▸ **Written task**:
Gather every line below where "title" appears.

▸ **Exercise material**:
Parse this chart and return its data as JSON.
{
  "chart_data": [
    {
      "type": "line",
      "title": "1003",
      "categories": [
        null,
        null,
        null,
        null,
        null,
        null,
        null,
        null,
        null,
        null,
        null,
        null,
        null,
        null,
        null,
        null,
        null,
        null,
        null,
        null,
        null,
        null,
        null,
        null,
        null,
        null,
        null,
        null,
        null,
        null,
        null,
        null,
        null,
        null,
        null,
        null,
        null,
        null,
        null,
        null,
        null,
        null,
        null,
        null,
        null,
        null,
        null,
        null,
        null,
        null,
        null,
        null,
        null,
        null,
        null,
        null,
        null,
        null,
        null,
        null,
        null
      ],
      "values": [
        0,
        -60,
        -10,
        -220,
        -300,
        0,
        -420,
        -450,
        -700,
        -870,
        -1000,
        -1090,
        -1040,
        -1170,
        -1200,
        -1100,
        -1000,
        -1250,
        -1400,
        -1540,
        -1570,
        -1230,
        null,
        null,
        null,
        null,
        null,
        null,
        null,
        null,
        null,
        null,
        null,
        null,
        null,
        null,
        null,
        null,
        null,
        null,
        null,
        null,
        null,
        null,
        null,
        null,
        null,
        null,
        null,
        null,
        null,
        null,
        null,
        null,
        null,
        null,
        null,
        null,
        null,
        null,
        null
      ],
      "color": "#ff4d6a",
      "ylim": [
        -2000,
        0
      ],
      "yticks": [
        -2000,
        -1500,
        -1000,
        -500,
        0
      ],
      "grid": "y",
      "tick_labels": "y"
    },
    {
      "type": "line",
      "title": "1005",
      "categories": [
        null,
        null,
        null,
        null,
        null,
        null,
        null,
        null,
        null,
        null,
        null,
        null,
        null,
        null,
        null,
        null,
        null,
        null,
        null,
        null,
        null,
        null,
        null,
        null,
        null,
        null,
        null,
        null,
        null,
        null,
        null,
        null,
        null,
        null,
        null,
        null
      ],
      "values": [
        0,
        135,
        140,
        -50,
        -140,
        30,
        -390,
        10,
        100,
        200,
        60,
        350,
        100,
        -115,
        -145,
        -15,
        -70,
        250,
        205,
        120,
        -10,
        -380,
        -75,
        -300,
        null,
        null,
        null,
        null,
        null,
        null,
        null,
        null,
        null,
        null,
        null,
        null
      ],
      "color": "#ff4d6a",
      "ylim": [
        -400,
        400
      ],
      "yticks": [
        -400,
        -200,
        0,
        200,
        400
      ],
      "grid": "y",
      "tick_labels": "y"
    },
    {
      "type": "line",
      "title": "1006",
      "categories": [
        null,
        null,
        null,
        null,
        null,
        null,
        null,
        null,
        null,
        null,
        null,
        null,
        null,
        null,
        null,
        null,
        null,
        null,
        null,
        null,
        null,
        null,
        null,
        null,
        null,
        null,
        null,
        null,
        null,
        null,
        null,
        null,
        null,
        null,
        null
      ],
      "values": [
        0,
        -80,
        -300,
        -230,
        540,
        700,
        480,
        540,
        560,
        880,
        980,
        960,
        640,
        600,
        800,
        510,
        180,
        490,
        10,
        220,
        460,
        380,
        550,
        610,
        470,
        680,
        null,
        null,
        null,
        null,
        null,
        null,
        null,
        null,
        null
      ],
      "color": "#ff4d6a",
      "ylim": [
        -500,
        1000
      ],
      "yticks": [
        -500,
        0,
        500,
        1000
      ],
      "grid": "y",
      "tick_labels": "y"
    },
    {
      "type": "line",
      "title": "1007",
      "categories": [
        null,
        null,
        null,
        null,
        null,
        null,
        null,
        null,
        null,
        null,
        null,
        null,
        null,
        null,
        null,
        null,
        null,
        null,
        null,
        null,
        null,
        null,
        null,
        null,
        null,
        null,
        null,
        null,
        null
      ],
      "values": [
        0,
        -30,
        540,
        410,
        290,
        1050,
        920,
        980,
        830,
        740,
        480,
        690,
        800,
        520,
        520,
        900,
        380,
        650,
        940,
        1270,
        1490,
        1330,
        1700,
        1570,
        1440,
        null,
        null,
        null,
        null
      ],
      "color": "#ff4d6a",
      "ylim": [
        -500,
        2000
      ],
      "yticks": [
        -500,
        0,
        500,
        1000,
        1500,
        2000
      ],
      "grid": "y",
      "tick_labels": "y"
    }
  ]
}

▸ **Problem solution**:
      "title": "1003",
      "title": "1005",
      "title": "1006",
      "title": "1007",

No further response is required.